Goal:
Output the material below in full, exactly as it is.

Stored items:
....................

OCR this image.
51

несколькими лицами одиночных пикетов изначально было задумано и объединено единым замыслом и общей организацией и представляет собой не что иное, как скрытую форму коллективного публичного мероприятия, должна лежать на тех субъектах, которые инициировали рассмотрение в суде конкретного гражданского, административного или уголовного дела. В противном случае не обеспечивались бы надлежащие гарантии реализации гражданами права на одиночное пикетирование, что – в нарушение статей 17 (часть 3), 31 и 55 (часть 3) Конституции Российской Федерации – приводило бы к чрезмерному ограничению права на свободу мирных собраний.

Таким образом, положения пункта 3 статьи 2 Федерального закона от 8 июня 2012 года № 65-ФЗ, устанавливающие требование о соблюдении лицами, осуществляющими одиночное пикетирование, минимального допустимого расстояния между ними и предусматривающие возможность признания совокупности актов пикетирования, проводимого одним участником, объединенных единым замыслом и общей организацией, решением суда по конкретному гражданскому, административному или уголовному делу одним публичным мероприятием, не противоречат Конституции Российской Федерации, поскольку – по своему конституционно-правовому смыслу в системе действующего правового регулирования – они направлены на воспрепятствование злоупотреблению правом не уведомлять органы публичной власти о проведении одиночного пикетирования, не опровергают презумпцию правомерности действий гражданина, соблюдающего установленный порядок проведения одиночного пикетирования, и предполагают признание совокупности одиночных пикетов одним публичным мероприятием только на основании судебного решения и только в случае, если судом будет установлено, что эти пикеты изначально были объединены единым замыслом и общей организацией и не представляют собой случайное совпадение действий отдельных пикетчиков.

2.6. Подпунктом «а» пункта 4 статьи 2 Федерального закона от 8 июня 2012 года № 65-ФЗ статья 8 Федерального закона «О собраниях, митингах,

....................

Output below:
OCR this image.
51

несколькими лицами одиночных пикетов изначально было задумано и объединено единым замыслом и общей организацией и представляет собой не что иное, как скрытую форму коллективного публичного мероприятия, должна лежать на тех субъектах, которые инициировали рассмотрение в суде конкретного гражданского, административного или уголовного дела. В противном случае не обеспечивались бы надлежащие гарантии реализации гражданами права на одиночное пикетирование, что – в нарушение статей 17 (часть 3), 31 и 55 (часть 3) Конституции Российской Федерации – приводило бы к чрезмерному ограничению права на свободу мирных собраний.

Таким образом, положения пункта 3 статьи 2 Федерального закона от 8 июня 2012 года № 65-ФЗ, устанавливающие требование о соблюдении лицами, осуществляющими одиночное пикетирование, минимального допустимого расстояния между ними и предусматривающие возможность признания совокупности актов пикетирования, проводимого одним участником, объединенных единым замыслом и общей организацией, решением суда по конкретному гражданскому, административному или уголовному делу одним публичным мероприятием, не противоречат Конституции Российской Федерации, поскольку – по своему конституционно-правовому смыслу в системе действующего правового регулирования – они направлены на воспрепятствование злоупотреблению правом не уведомлять органы публичной власти о проведении одиночного пикетирования, не опровергают презумпцию правомерности действий гражданина, соблюдающего установленный порядок проведения одиночного пикетирования, и предполагают признание совокупности одиночных пикетов одним публичным мероприятием только на основании судебного решения и только в случае, если судом будет установлено, что эти пикеты изначально были объединены единым замыслом и общей организацией и не представляют собой случайное совпадение действий отдельных пикетчиков.

2.6. Подпунктом «а» пункта 4 статьи 2 Федерального закона от 8 июня 2012 года № 65-ФЗ статья 8 Федерального закона «О собраниях, митингах,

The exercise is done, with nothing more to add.